_Input data_.
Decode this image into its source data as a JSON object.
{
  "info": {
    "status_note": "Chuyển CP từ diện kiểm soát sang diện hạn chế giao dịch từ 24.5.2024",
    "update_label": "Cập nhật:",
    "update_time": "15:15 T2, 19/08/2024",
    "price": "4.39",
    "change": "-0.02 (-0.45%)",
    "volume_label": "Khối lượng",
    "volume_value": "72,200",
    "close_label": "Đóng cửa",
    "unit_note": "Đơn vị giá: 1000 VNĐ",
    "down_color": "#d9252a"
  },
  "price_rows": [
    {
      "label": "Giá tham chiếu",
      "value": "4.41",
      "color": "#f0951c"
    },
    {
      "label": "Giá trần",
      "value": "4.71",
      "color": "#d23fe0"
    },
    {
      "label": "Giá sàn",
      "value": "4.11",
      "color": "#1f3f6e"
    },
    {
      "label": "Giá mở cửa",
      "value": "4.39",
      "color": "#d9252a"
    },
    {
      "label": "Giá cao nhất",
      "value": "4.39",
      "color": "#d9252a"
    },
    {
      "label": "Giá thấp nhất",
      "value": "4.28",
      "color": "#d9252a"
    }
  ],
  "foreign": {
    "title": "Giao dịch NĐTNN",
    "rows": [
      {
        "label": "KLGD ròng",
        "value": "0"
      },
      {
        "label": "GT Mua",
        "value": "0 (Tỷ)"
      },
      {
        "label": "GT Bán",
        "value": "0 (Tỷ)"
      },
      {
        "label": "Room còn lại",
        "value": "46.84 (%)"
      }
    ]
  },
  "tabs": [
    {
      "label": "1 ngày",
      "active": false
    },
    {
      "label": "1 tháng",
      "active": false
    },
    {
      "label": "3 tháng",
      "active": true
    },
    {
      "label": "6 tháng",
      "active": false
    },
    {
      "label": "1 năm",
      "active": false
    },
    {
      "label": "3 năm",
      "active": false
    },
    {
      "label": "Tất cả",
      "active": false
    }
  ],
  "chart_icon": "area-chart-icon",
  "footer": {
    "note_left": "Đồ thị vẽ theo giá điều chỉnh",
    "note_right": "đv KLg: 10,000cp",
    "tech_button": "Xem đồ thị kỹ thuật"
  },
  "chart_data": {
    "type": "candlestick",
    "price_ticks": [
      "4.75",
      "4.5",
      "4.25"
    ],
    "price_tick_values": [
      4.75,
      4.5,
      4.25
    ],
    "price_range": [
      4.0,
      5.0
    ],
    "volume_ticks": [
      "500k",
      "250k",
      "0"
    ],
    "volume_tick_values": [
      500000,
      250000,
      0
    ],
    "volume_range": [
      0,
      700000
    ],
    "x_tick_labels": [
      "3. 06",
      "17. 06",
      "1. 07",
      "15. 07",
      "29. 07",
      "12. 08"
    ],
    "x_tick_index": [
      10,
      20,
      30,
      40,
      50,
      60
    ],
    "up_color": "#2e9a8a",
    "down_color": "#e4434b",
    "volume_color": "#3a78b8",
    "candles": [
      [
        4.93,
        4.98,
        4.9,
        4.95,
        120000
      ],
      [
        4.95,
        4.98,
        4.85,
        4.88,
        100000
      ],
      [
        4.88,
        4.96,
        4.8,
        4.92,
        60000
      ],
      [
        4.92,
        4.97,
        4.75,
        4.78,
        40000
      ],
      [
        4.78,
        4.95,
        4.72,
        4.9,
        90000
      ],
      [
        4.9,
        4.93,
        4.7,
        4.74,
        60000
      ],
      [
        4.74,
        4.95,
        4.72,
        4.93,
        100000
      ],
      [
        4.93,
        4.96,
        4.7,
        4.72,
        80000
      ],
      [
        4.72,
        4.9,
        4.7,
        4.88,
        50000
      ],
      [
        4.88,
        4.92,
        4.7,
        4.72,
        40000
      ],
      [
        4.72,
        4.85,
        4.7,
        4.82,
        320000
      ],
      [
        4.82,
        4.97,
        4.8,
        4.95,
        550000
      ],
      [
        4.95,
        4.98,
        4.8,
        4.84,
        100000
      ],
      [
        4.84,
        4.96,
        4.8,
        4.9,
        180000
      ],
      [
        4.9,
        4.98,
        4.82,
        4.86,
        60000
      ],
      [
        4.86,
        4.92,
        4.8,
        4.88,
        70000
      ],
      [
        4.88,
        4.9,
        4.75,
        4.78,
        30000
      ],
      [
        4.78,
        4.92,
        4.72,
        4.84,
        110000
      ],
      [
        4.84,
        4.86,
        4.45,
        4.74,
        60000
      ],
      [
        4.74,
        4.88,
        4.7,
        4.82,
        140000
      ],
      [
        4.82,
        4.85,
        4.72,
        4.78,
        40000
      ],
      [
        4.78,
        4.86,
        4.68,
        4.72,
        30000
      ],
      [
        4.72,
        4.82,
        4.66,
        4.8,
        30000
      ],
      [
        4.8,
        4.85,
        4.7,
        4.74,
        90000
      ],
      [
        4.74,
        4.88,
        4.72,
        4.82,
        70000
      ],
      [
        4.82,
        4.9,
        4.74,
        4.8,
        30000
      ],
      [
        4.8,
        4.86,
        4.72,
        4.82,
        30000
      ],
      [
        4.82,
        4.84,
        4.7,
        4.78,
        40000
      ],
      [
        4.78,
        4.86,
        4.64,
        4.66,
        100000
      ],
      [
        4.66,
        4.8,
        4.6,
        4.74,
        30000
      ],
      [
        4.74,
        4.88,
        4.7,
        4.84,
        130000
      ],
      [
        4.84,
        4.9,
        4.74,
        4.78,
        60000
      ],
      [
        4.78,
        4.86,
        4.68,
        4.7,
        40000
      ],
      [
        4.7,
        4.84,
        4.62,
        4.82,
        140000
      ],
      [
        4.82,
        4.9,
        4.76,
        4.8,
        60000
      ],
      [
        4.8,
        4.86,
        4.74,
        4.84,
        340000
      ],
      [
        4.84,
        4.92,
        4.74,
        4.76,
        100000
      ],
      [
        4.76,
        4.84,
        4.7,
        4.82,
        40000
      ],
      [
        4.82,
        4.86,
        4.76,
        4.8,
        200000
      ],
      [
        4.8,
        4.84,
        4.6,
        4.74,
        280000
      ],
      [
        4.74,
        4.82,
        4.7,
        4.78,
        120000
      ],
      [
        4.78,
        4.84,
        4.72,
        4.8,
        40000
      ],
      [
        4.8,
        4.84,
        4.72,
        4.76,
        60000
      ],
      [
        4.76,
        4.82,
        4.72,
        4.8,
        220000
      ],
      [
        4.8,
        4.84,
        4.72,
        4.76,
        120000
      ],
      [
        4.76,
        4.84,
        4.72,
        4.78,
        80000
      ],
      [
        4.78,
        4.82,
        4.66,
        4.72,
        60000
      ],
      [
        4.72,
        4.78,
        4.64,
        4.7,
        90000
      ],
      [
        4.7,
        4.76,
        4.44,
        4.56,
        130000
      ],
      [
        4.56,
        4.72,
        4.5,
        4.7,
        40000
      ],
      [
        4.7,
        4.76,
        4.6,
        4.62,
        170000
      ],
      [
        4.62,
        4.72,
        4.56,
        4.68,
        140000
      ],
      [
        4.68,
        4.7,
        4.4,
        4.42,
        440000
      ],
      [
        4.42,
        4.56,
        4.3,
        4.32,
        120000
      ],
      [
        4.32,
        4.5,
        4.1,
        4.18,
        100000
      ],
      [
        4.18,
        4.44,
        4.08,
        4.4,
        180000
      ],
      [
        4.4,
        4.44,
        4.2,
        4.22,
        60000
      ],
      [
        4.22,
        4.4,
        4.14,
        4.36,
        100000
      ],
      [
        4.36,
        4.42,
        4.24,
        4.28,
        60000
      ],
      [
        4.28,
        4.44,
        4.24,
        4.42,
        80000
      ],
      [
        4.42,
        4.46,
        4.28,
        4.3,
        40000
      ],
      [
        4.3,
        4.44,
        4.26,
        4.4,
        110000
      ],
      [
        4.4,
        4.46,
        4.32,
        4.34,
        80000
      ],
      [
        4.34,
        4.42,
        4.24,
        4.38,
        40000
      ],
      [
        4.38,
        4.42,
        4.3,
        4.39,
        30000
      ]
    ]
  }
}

_Exercise directions_. From the data, collect all lines where the string "nhất" appears.

_Final result_.
      "label": "Giá cao nhất",
      "label": "Giá thấp nhất",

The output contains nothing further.